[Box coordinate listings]
+ + + + +
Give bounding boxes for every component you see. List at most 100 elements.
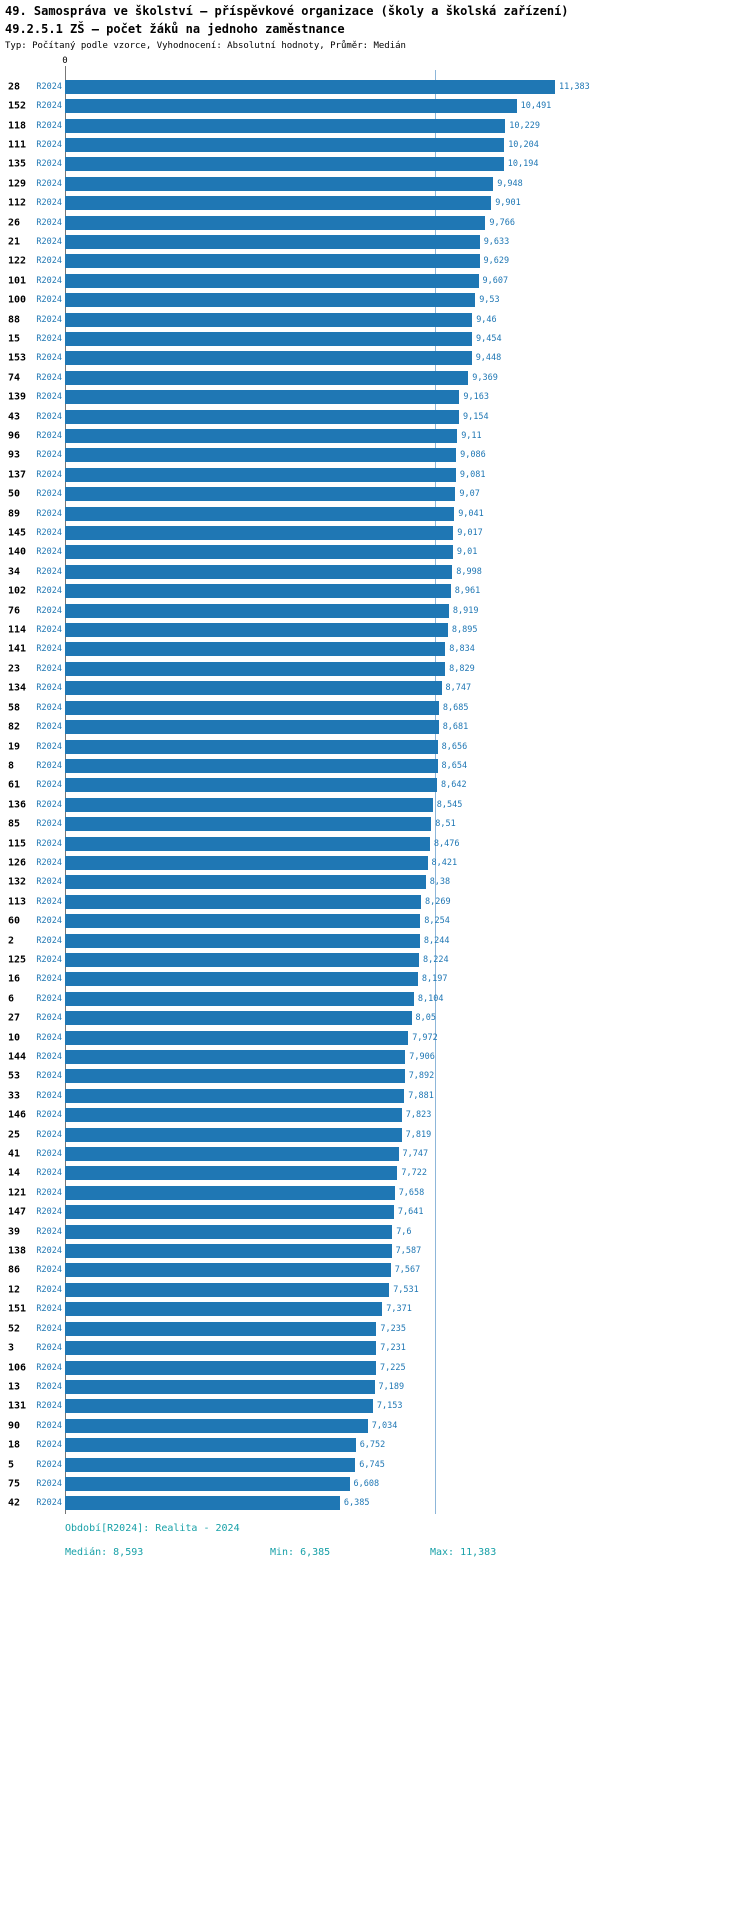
- bar-value-label: 8,05: [415, 1013, 436, 1024]
- bar: [65, 1166, 398, 1181]
- chart-row: 2 R2024 8,244: [0, 931, 750, 950]
- chart-row: 137 R2024 9,081: [0, 465, 750, 484]
- bar: [65, 1302, 383, 1317]
- row-id-label: 74: [8, 372, 21, 384]
- row-period-label: R2024: [36, 683, 62, 694]
- bar: [65, 700, 439, 715]
- row-id-label: 113: [8, 896, 27, 908]
- bar-value-label: 7,153: [376, 1401, 403, 1412]
- bar-value-label: 7,034: [371, 1420, 398, 1431]
- chart-row: 58 R2024 8,685: [0, 698, 750, 717]
- bar: [65, 526, 454, 541]
- row-id-label: 137: [8, 469, 27, 481]
- bar-value-label: 9,163: [463, 392, 489, 403]
- row-period-label: R2024: [36, 702, 62, 713]
- row-period-label: R2024: [36, 1246, 62, 1257]
- row-id-label: 6: [8, 993, 15, 1005]
- bar-value-label: 6,752: [359, 1440, 386, 1451]
- bar: [65, 1379, 375, 1394]
- row-period-label: R2024: [36, 1265, 62, 1276]
- bar: [65, 1244, 392, 1259]
- bar-value-label: 8,224: [423, 954, 449, 965]
- row-period-label: R2024: [36, 663, 62, 674]
- bar: [65, 894, 421, 909]
- row-id-label: 118: [8, 120, 27, 132]
- row-period-label: R2024: [36, 586, 62, 597]
- bar-value-label: 11,383: [559, 81, 590, 92]
- row-period-label: R2024: [36, 353, 62, 364]
- chart-row: 42 R2024 6,385: [0, 1494, 750, 1513]
- row-period-label: R2024: [36, 741, 62, 752]
- bar: [65, 254, 480, 269]
- row-period-label: R2024: [36, 819, 62, 830]
- row-period-label: R2024: [36, 217, 62, 228]
- bar: [65, 273, 479, 288]
- row-id-label: 16: [8, 973, 21, 985]
- row-period-label: R2024: [36, 81, 62, 92]
- row-id-label: 12: [8, 1284, 21, 1296]
- chart-row: 21 R2024 9,633: [0, 232, 750, 251]
- row-id-label: 34: [8, 566, 21, 578]
- row-id-label: 2: [8, 935, 15, 947]
- bar-value-label: 7,6: [396, 1226, 412, 1237]
- bar-value-label: 9,07: [459, 489, 480, 500]
- chart-row: 101 R2024 9,607: [0, 271, 750, 290]
- bar-value-label: 9,086: [460, 450, 486, 461]
- chart-row: 41 R2024 7,747: [0, 1144, 750, 1163]
- row-period-label: R2024: [36, 954, 62, 965]
- row-period-label: R2024: [36, 1401, 62, 1412]
- bar-value-label: 8,961: [454, 586, 481, 597]
- row-period-label: R2024: [36, 1381, 62, 1392]
- bar: [65, 603, 449, 618]
- row-period-label: R2024: [36, 722, 62, 733]
- bar: [65, 1185, 395, 1200]
- row-period-label: R2024: [36, 333, 62, 344]
- chart-row: 134 R2024 8,747: [0, 679, 750, 698]
- row-period-label: R2024: [36, 1459, 62, 1470]
- bar: [65, 506, 455, 521]
- row-period-label: R2024: [36, 1362, 62, 1373]
- row-id-label: 25: [8, 1129, 21, 1141]
- chart-row: 39 R2024 7,6: [0, 1222, 750, 1241]
- chart-row: 132 R2024 8,38: [0, 873, 750, 892]
- bar: [65, 797, 433, 812]
- bar-value-label: 9,154: [463, 411, 489, 422]
- row-period-label: R2024: [36, 1478, 62, 1489]
- bar: [65, 293, 476, 308]
- chart-row: 138 R2024 7,587: [0, 1241, 750, 1260]
- row-id-label: 134: [8, 682, 27, 694]
- row-id-label: 58: [8, 702, 21, 714]
- bar: [65, 545, 453, 560]
- row-id-label: 52: [8, 1323, 21, 1335]
- bar-value-label: 9,01: [456, 547, 478, 558]
- bar: [65, 1282, 390, 1297]
- bar: [65, 991, 414, 1006]
- chart-row: 129 R2024 9,948: [0, 174, 750, 193]
- chart-row: 115 R2024 8,476: [0, 834, 750, 853]
- row-period-label: R2024: [36, 1440, 62, 1451]
- bar-value-label: 7,641: [397, 1207, 424, 1218]
- row-period-label: R2024: [36, 236, 62, 247]
- bar-value-label: 10,194: [507, 159, 539, 170]
- bar: [65, 196, 492, 211]
- bar-value-label: 8,642: [441, 780, 467, 791]
- chart-row: 106 R2024 7,225: [0, 1358, 750, 1377]
- bar-value-label: 9,454: [476, 333, 502, 344]
- bar-value-label: 8,38: [429, 877, 451, 888]
- chart-row: 74 R2024 9,369: [0, 368, 750, 387]
- bar: [65, 836, 430, 851]
- chart-row: 90 R2024 7,034: [0, 1416, 750, 1435]
- chart-row: 53 R2024 7,892: [0, 1067, 750, 1086]
- bar-value-label: 8,685: [442, 702, 469, 713]
- bar: [65, 99, 517, 114]
- row-period-label: R2024: [36, 1168, 62, 1179]
- bar-value-label: 9,46: [476, 314, 497, 325]
- row-id-label: 135: [8, 158, 27, 170]
- chart-row: 60 R2024 8,254: [0, 911, 750, 930]
- bar-value-label: 8,254: [424, 916, 450, 927]
- bar: [65, 234, 480, 249]
- bar-value-label: 10,229: [509, 120, 541, 131]
- bar-value-label: 9,948: [497, 178, 523, 189]
- row-id-label: 5: [8, 1459, 15, 1471]
- bar-value-label: 7,722: [401, 1168, 427, 1179]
+ + + + +
From the data above, write out the lines from the one containing "- bar-value-label: 8,05: [415, 1013, 436, 1024]" through the one containing "- bar: [65, 700, 439, 715]", both included, as a numbered list. Leave out any blank lines and no other lines.

__Solved exercise__:
1. - bar-value-label: 8,05: [415, 1013, 436, 1024]
2. - bar: [65, 1166, 398, 1181]
3. - chart-row: 2 R2024 8,244: [0, 931, 750, 950]
4. - chart-row: 137 R2024 9,081: [0, 465, 750, 484]
5. - bar: [65, 1302, 383, 1317]
6. - row-id-label: 74: [8, 372, 21, 384]
7. - row-period-label: R2024: [36, 683, 62, 694]
8. - bar: [65, 700, 439, 715]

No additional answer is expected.